··· Data excerpts

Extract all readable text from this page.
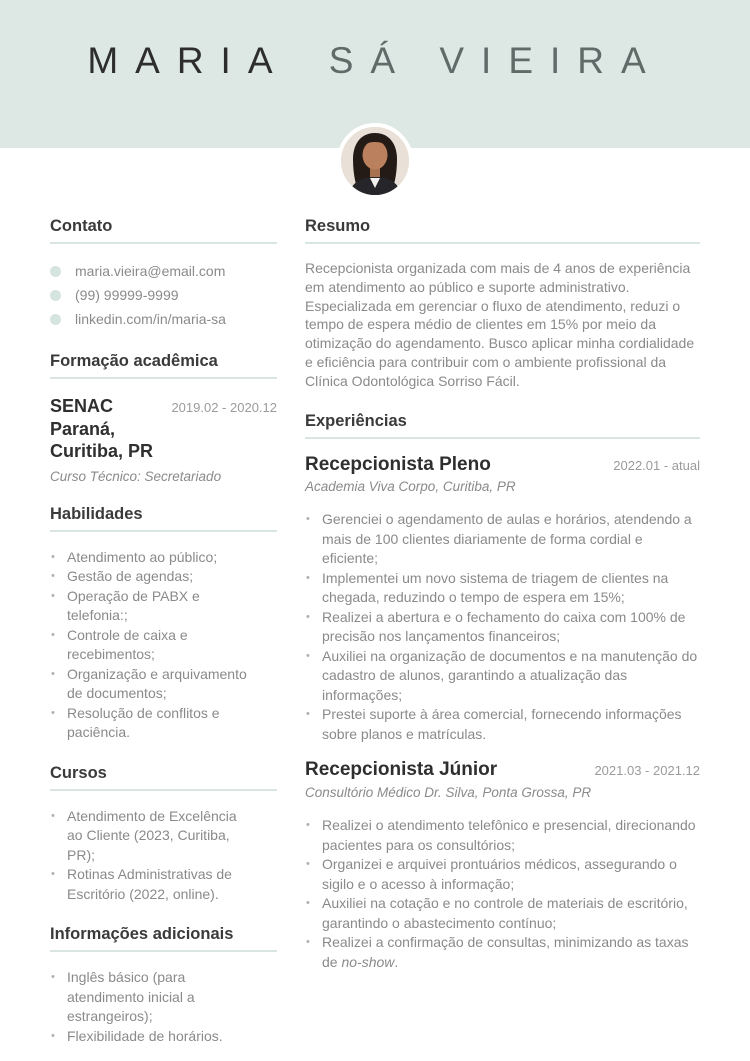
MARIA SÁ VIEIRA
Contato
maria.vieira@email.com
(99) 99999-9999
linkedin.com/in/maria-sa
Formação acadêmica
SENAC
Paraná, Curitiba, PR
2019.02 - 2020.12
Curso Técnico: Secretariado
Habilidades
• Atendimento ao público;
• Gestão de agendas;
• Operação de PABX e telefonia:;
• Controle de caixa e recebimentos;
• Organização e arquivamento de documentos;
• Resolução de conflitos e paciência.
Cursos
• Atendimento de Excelência ao Cliente (2023, Curitiba, PR);
• Rotinas Administrativas de Escritório (2022, online).
Informações adicionais
• Inglês básico (para atendimento inicial a estrangeiros);
• Flexibilidade de horários.
Resumo

Recepcionista organizada com mais de 4 anos de experiência em atendimento ao público e suporte administrativo. Especializada em gerenciar o fluxo de atendimento, reduzi o tempo de espera médio de clientes em 15% por meio da otimização do agendamento. Busco aplicar minha cordialidade e eficiência para contribuir com o ambiente profissional da Clínica Odontológica Sorriso Fácil.

Experiências
Recepcionista Pleno	2022.01 - atual
Academia Viva Corpo, Curitiba, PR
• Gerenciei o agendamento de aulas e horários, atendendo a mais de 100 clientes diariamente de forma cordial e eficiente;
• Implementei um novo sistema de triagem de clientes na chegada, reduzindo o tempo de espera em 15%;
• Realizei a abertura e o fechamento do caixa com 100% de precisão nos lançamentos financeiros;
• Auxiliei na organização de documentos e na manutenção do cadastro de alunos, garantindo a atualização das informações;
• Prestei suporte à área comercial, fornecendo informações sobre planos e matrículas.
Recepcionista Júnior	2021.03 - 2021.12
Consultório Médico Dr. Silva, Ponta Grossa, PR
• Realizei o atendimento telefônico e presencial, direcionando pacientes para os consultórios;
• Organizei e arquivei prontuários médicos, assegurando o sigilo e o acesso à informação;
• Auxiliei na cotação e no controle de materiais de escritório, garantindo o abastecimento contínuo;
• Realizei a confirmação de consultas, minimizando as taxas de no-show.
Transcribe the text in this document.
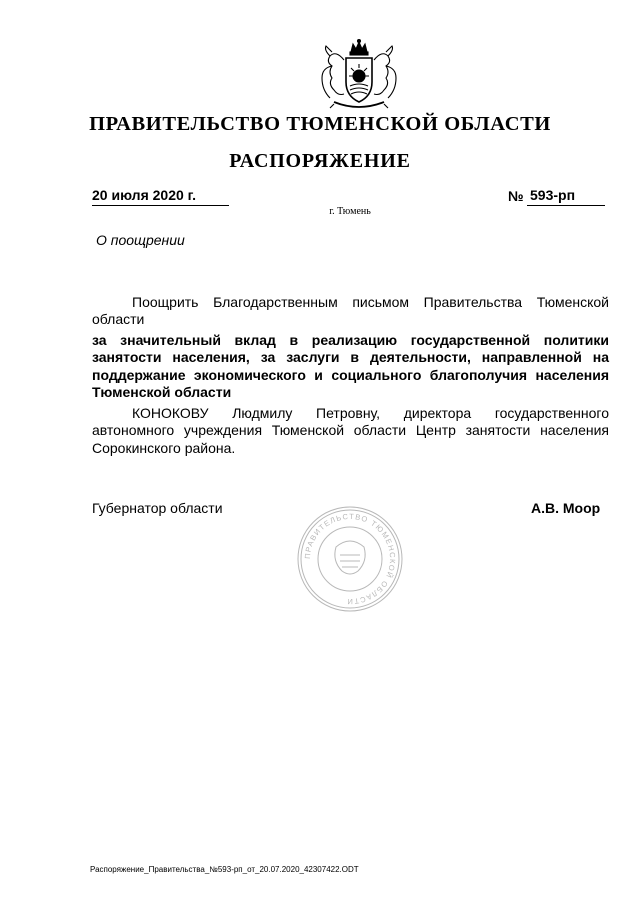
ПРАВИТЕЛЬСТВО ТЮМЕНСКОЙ ОБЛАСТИ
РАСПОРЯЖЕНИЕ
20 июля 2020 г.	№ 593-рп
г. Тюмень
О поощрении
Поощрить Благодарственным письмом Правительства Тюменской области
за значительный вклад в реализацию государственной политики занятости населения, за заслуги в деятельности, направленной на поддержание экономического и социального благополучия населения Тюменской области
КОНОКОВУ Людмилу Петровну, директора государственного автономного учреждения Тюменской области Центр занятости населения Сорокинского района.
Губернатор области	А.В. Моор
ПРАВИТЕЛЬСТВО ТЮМЕНСКОЙ ОБЛАСТИ
Распоряжение_Правительства_№593-рп_от_20.07.2020_42307422.ODT
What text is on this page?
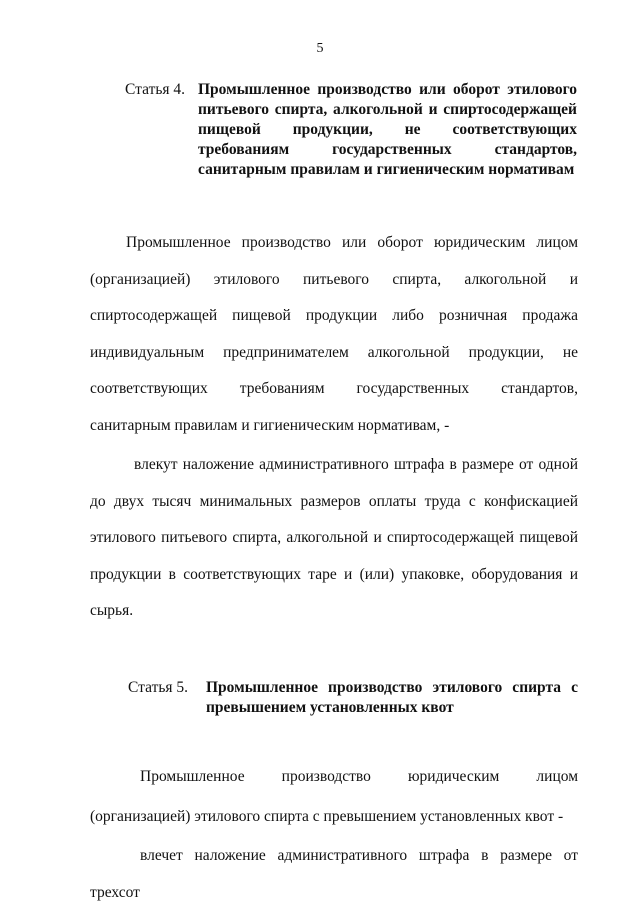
5
Статья 4. Промышленное производство или оборот этилового питьевого спирта, алкогольной и спиртосодержащей пищевой продукции, не соответствующих требованиям государственных стандартов, санитарным правилам и гигиеническим нормативам

Промышленное производство или оборот юридическим лицом (организацией) этилового питьевого спирта, алкогольной и спиртосодержащей пищевой продукции либо розничная продажа индивидуальным предпринимателем алкогольной продукции, не соответствующих требованиям государственных стандартов, санитарным правилам и гигиеническим нормативам, -

влекут наложение административного штрафа в размере от одной до двух тысяч минимальных размеров оплаты труда с конфискацией этилового питьевого спирта, алкогольной и спиртосодержащей пищевой продукции в соответствующих таре и (или) упаковке, оборудования и сырья.

Статья 5. Промышленное производство этилового спирта с превышением установленных квот

Промышленное производство юридическим лицом (организацией) этилового спирта с превышением установленных квот -

влечет наложение административного штрафа в размере от трехсот
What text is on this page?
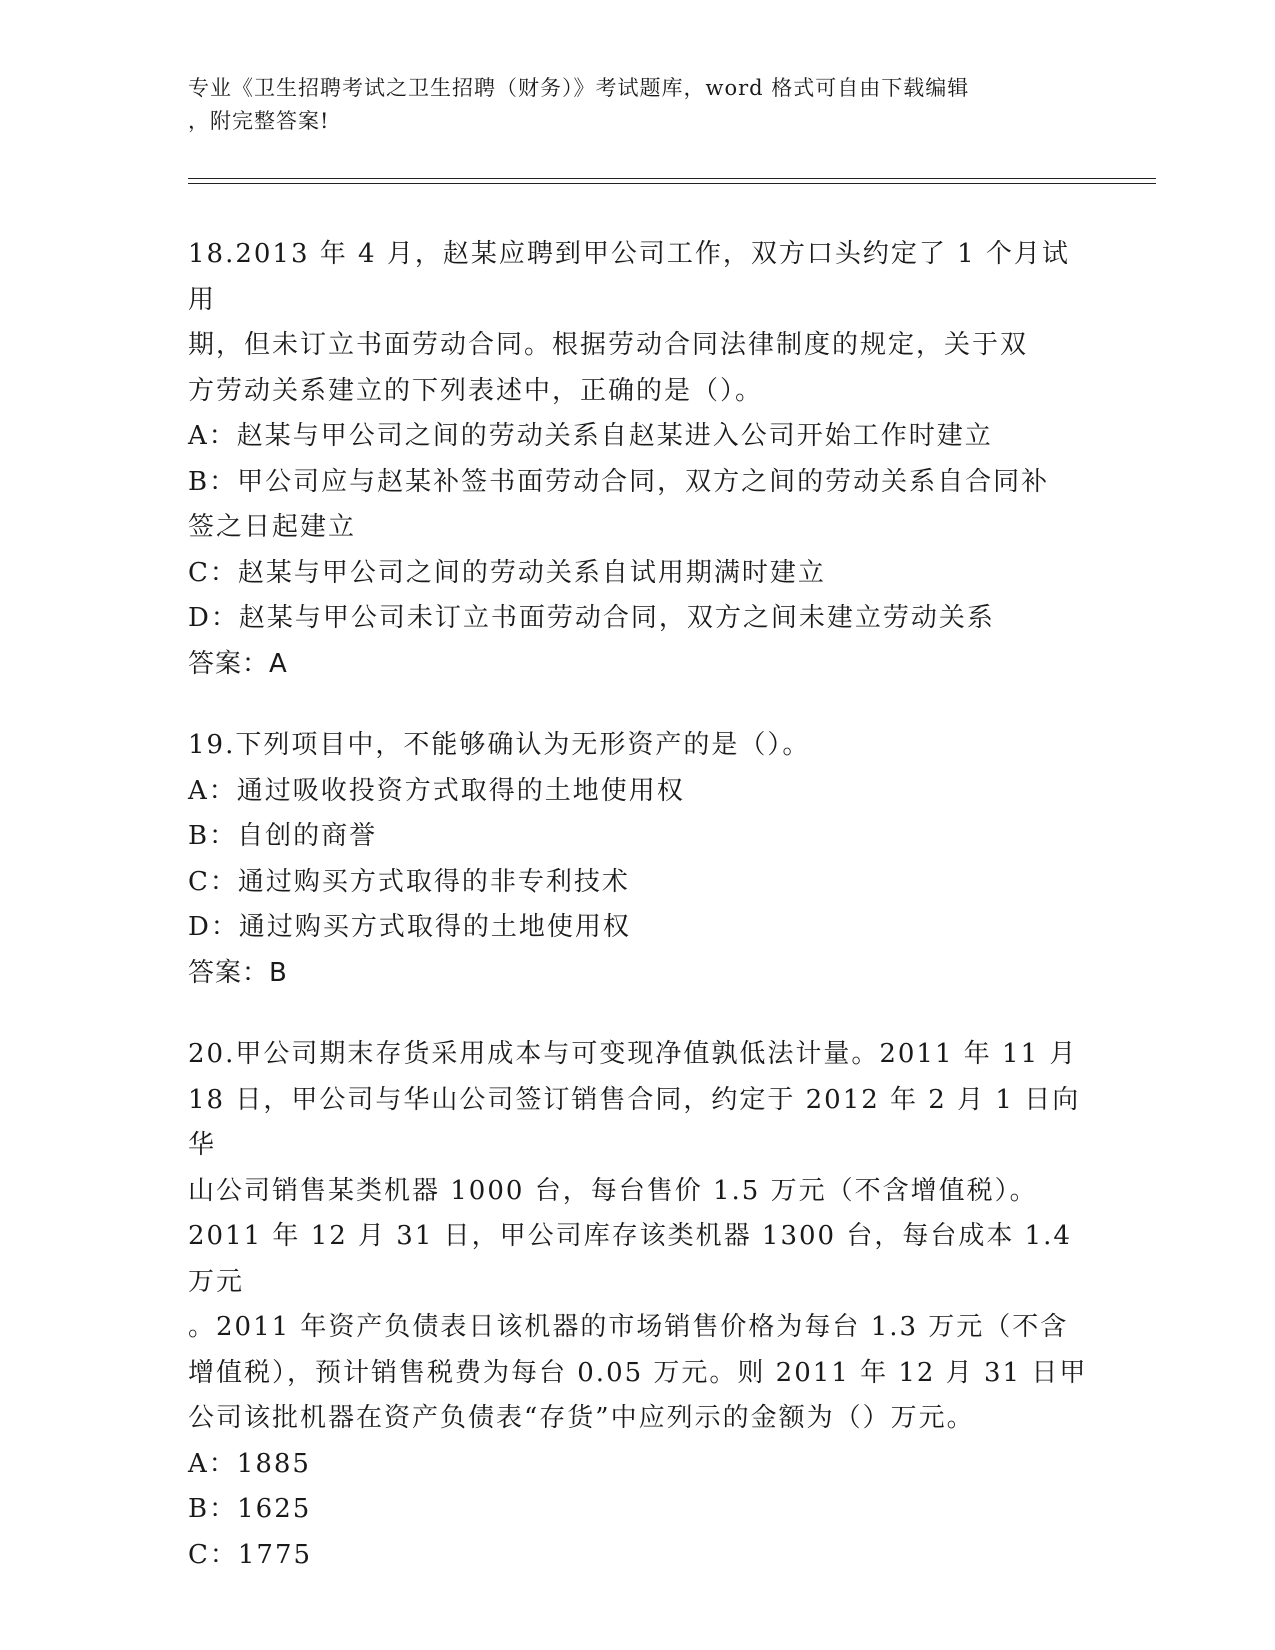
专业《卫生招聘考试之卫生招聘（财务）》考试题库，word 格式可自由下载编辑
，附完整答案!
18.2013 年 4 月，赵某应聘到甲公司工作，双方口头约定了 1 个月试用
期，但未订立书面劳动合同。根据劳动合同法律制度的规定，关于双
方劳动关系建立的下列表述中，正确的是（）。
A：赵某与甲公司之间的劳动关系自赵某进入公司开始工作时建立
B：甲公司应与赵某补签书面劳动合同，双方之间的劳动关系自合同补
签之日起建立
C：赵某与甲公司之间的劳动关系自试用期满时建立
D：赵某与甲公司未订立书面劳动合同，双方之间未建立劳动关系
答案：A
19.下列项目中，不能够确认为无形资产的是（）。
A：通过吸收投资方式取得的土地使用权
B：自创的商誉
C：通过购买方式取得的非专利技术
D：通过购买方式取得的土地使用权
答案：B
20.甲公司期末存货采用成本与可变现净值孰低法计量。2011 年 11 月
18 日，甲公司与华山公司签订销售合同，约定于 2012 年 2 月 1 日向华
山公司销售某类机器 1000 台，每台售价 1.5 万元（不含增值税）。
2011 年 12 月 31 日，甲公司库存该类机器 1300 台，每台成本 1.4 万元
。2011 年资产负债表日该机器的市场销售价格为每台 1.3 万元（不含
增值税），预计销售税费为每台 0.05 万元。则 2011 年 12 月 31 日甲
公司该批机器在资产负债表“存货”中应列示的金额为（）万元。
A：1885
B：1625
C：1775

······

Request:
Transcribe the listing above verbatim. Omit the pictures.

Written solution:
Extract all readable text from this page.
MARIA SÁ VIEIRA
Contato
maria.vieira@email.com
(99) 99999-9999
linkedin.com/in/maria-sa
Formação acadêmica
SENAC
Paraná, Curitiba, PR
2019.02 - 2020.12
Curso Técnico: Secretariado
Habilidades
• Atendimento ao público;
• Gestão de agendas;
• Operação de PABX e telefonia:;
• Controle de caixa e recebimentos;
• Organização e arquivamento de documentos;
• Resolução de conflitos e paciência.
Cursos
• Atendimento de Excelência ao Cliente (2023, Curitiba, PR);
• Rotinas Administrativas de Escritório (2022, online).
Informações adicionais
• Inglês básico (para atendimento inicial a estrangeiros);
• Flexibilidade de horários.
Resumo

Recepcionista organizada com mais de 4 anos de experiência em atendimento ao público e suporte administrativo. Especializada em gerenciar o fluxo de atendimento, reduzi o tempo de espera médio de clientes em 15% por meio da otimização do agendamento. Busco aplicar minha cordialidade e eficiência para contribuir com o ambiente profissional da Clínica Odontológica Sorriso Fácil.

Experiências
Recepcionista Pleno	2022.01 - atual
Academia Viva Corpo, Curitiba, PR
• Gerenciei o agendamento de aulas e horários, atendendo a mais de 100 clientes diariamente de forma cordial e eficiente;
• Implementei um novo sistema de triagem de clientes na chegada, reduzindo o tempo de espera em 15%;
• Realizei a abertura e o fechamento do caixa com 100% de precisão nos lançamentos financeiros;
• Auxiliei na organização de documentos e na manutenção do cadastro de alunos, garantindo a atualização das informações;
• Prestei suporte à área comercial, fornecendo informações sobre planos e matrículas.
Recepcionista Júnior	2021.03 - 2021.12
Consultório Médico Dr. Silva, Ponta Grossa, PR
• Realizei o atendimento telefônico e presencial, direcionando pacientes para os consultórios;
• Organizei e arquivei prontuários médicos, assegurando o sigilo e o acesso à informação;
• Auxiliei na cotação e no controle de materiais de escritório, garantindo o abastecimento contínuo;
• Realizei a confirmação de consultas, minimizando as taxas de no-show.
Transcribe the text in this document.
ПРАВИТЕЛЬСТВО ТЮМЕНСКОЙ ОБЛАСТИ
РАСПОРЯЖЕНИЕ
20 июля 2020 г.	№ 593-рп
г. Тюмень
О поощрении
Поощрить Благодарственным письмом Правительства Тюменской области
за значительный вклад в реализацию государственной политики занятости населения, за заслуги в деятельности, направленной на поддержание экономического и социального благополучия населения Тюменской области
КОНОКОВУ Людмилу Петровну, директора государственного автономного учреждения Тюменской области Центр занятости населения Сорокинского района.
Губернатор области	А.В. Моор
ПРАВИТЕЛЬСТВО ТЮМЕНСКОЙ ОБЛАСТИ
Распоряжение_Правительства_№593-рп_от_20.07.2020_42307422.ODT
What text is on this page?
5
Статья 4. Промышленное производство или оборот этилового питьевого спирта, алкогольной и спиртосодержащей пищевой продукции, не соответствующих требованиям государственных стандартов, санитарным правилам и гигиеническим нормативам

Промышленное производство или оборот юридическим лицом (организацией) этилового питьевого спирта, алкогольной и спиртосодержащей пищевой продукции либо розничная продажа индивидуальным предпринимателем алкогольной продукции, не соответствующих требованиям государственных стандартов, санитарным правилам и гигиеническим нормативам, -

влекут наложение административного штрафа в размере от одной до двух тысяч минимальных размеров оплаты труда с конфискацией этилового питьевого спирта, алкогольной и спиртосодержащей пищевой продукции в соответствующих таре и (или) упаковке, оборудования и сырья.

Статья 5. Промышленное производство этилового спирта с превышением установленных квот

Промышленное производство юридическим лицом (организацией) этилового спирта с превышением установленных квот -

влечет наложение административного штрафа в размере от трехсот
What text is on this page?
专业《卫生招聘考试之卫生招聘（财务）》考试题库，word 格式可自由下载编辑
，附完整答案!
18.2013 年 4 月，赵某应聘到甲公司工作，双方口头约定了 1 个月试用
期，但未订立书面劳动合同。根据劳动合同法律制度的规定，关于双
方劳动关系建立的下列表述中，正确的是（）。
A：赵某与甲公司之间的劳动关系自赵某进入公司开始工作时建立
B：甲公司应与赵某补签书面劳动合同，双方之间的劳动关系自合同补
签之日起建立
C：赵某与甲公司之间的劳动关系自试用期满时建立
D：赵某与甲公司未订立书面劳动合同，双方之间未建立劳动关系
答案：A
19.下列项目中，不能够确认为无形资产的是（）。
A：通过吸收投资方式取得的土地使用权
B：自创的商誉
C：通过购买方式取得的非专利技术
D：通过购买方式取得的土地使用权
答案：B
20.甲公司期末存货采用成本与可变现净值孰低法计量。2011 年 11 月
18 日，甲公司与华山公司签订销售合同，约定于 2012 年 2 月 1 日向华
山公司销售某类机器 1000 台，每台售价 1.5 万元（不含增值税）。
2011 年 12 月 31 日，甲公司库存该类机器 1300 台，每台成本 1.4 万元
。2011 年资产负债表日该机器的市场销售价格为每台 1.3 万元（不含
增值税），预计销售税费为每台 0.05 万元。则 2011 年 12 月 31 日甲
公司该批机器在资产负债表“存货”中应列示的金额为（）万元。
A：1885
B：1625
C：1775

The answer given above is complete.